Output the data that follows exactly, line for line.

--

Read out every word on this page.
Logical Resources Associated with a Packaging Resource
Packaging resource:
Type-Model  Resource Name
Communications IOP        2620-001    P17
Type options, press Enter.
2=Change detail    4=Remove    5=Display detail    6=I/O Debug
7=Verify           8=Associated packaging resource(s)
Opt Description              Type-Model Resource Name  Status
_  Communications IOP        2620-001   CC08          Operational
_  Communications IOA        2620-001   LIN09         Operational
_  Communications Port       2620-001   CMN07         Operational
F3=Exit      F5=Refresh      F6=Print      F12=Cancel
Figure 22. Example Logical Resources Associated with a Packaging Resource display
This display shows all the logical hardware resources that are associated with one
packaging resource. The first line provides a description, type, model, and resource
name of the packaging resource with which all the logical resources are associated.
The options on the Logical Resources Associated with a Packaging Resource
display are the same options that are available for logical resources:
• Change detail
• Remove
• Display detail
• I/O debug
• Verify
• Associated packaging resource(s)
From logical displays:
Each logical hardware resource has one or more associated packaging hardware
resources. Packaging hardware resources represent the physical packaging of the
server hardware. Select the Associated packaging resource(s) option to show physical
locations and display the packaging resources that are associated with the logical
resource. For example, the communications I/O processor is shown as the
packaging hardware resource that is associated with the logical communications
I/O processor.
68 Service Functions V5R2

--

Task solution
Read out every word on this page.
Logical Resources Associated with a Packaging Resource
Packaging resource:
Type-Model  Resource Name
Communications IOP        2620-001    P17
Type options, press Enter.
2=Change detail    4=Remove    5=Display detail    6=I/O Debug
7=Verify           8=Associated packaging resource(s)
Opt Description              Type-Model Resource Name  Status
_  Communications IOP        2620-001   CC08          Operational
_  Communications IOA        2620-001   LIN09         Operational
_  Communications Port       2620-001   CMN07         Operational
F3=Exit      F5=Refresh      F6=Print      F12=Cancel
Figure 22. Example Logical Resources Associated with a Packaging Resource display
This display shows all the logical hardware resources that are associated with one
packaging resource. The first line provides a description, type, model, and resource
name of the packaging resource with which all the logical resources are associated.
The options on the Logical Resources Associated with a Packaging Resource
display are the same options that are available for logical resources:
• Change detail
• Remove
• Display detail
• I/O debug
• Verify
• Associated packaging resource(s)
From logical displays:
Each logical hardware resource has one or more associated packaging hardware
resources. Packaging hardware resources represent the physical packaging of the
server hardware. Select the Associated packaging resource(s) option to show physical
locations and display the packaging resources that are associated with the logical
resource. For example, the communications I/O processor is shown as the
packaging hardware resource that is associated with the logical communications
I/O processor.
68 Service Functions V5R2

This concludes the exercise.